(Data records)
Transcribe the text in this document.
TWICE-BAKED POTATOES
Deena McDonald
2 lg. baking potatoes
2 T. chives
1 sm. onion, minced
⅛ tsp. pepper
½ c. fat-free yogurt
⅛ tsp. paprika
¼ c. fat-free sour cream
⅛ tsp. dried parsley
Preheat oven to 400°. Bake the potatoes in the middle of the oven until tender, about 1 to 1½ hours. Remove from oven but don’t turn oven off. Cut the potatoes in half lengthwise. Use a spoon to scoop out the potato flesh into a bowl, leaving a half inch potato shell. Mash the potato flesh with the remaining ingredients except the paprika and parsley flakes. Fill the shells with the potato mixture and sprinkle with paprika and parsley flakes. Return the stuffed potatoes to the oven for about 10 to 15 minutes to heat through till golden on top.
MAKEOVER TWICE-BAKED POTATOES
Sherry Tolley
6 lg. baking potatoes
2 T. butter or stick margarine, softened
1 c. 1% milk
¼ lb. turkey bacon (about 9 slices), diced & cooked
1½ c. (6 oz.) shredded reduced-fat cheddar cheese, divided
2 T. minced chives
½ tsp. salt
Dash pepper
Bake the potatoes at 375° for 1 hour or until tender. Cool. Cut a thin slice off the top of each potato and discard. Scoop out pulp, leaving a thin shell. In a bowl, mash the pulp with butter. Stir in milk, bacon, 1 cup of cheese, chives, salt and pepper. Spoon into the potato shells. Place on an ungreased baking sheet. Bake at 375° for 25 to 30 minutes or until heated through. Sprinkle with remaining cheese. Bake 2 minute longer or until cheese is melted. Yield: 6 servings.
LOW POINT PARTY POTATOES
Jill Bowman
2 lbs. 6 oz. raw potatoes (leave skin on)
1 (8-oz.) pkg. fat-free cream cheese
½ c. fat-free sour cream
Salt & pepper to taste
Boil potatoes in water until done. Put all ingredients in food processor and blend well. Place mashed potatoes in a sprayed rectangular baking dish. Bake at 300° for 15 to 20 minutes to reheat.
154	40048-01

| What needs to be done |
All of the entries above should be written out again exactly.

| Task output |
Transcribe the text in this document.
TWICE-BAKED POTATOES
Deena McDonald
2 lg. baking potatoes
2 T. chives
1 sm. onion, minced
⅛ tsp. pepper
½ c. fat-free yogurt
⅛ tsp. paprika
¼ c. fat-free sour cream
⅛ tsp. dried parsley
Preheat oven to 400°. Bake the potatoes in the middle of the oven until tender, about 1 to 1½ hours. Remove from oven but don’t turn oven off. Cut the potatoes in half lengthwise. Use a spoon to scoop out the potato flesh into a bowl, leaving a half inch potato shell. Mash the potato flesh with the remaining ingredients except the paprika and parsley flakes. Fill the shells with the potato mixture and sprinkle with paprika and parsley flakes. Return the stuffed potatoes to the oven for about 10 to 15 minutes to heat through till golden on top.
MAKEOVER TWICE-BAKED POTATOES
Sherry Tolley
6 lg. baking potatoes
2 T. butter or stick margarine, softened
1 c. 1% milk
¼ lb. turkey bacon (about 9 slices), diced & cooked
1½ c. (6 oz.) shredded reduced-fat cheddar cheese, divided
2 T. minced chives
½ tsp. salt
Dash pepper
Bake the potatoes at 375° for 1 hour or until tender. Cool. Cut a thin slice off the top of each potato and discard. Scoop out pulp, leaving a thin shell. In a bowl, mash the pulp with butter. Stir in milk, bacon, 1 cup of cheese, chives, salt and pepper. Spoon into the potato shells. Place on an ungreased baking sheet. Bake at 375° for 25 to 30 minutes or until heated through. Sprinkle with remaining cheese. Bake 2 minute longer or until cheese is melted. Yield: 6 servings.
LOW POINT PARTY POTATOES
Jill Bowman
2 lbs. 6 oz. raw potatoes (leave skin on)
1 (8-oz.) pkg. fat-free cream cheese
½ c. fat-free sour cream
Salt & pepper to taste
Boil potatoes in water until done. Put all ingredients in food processor and blend well. Place mashed potatoes in a sprayed rectangular baking dish. Bake at 300° for 15 to 20 minutes to reheat.
154	40048-01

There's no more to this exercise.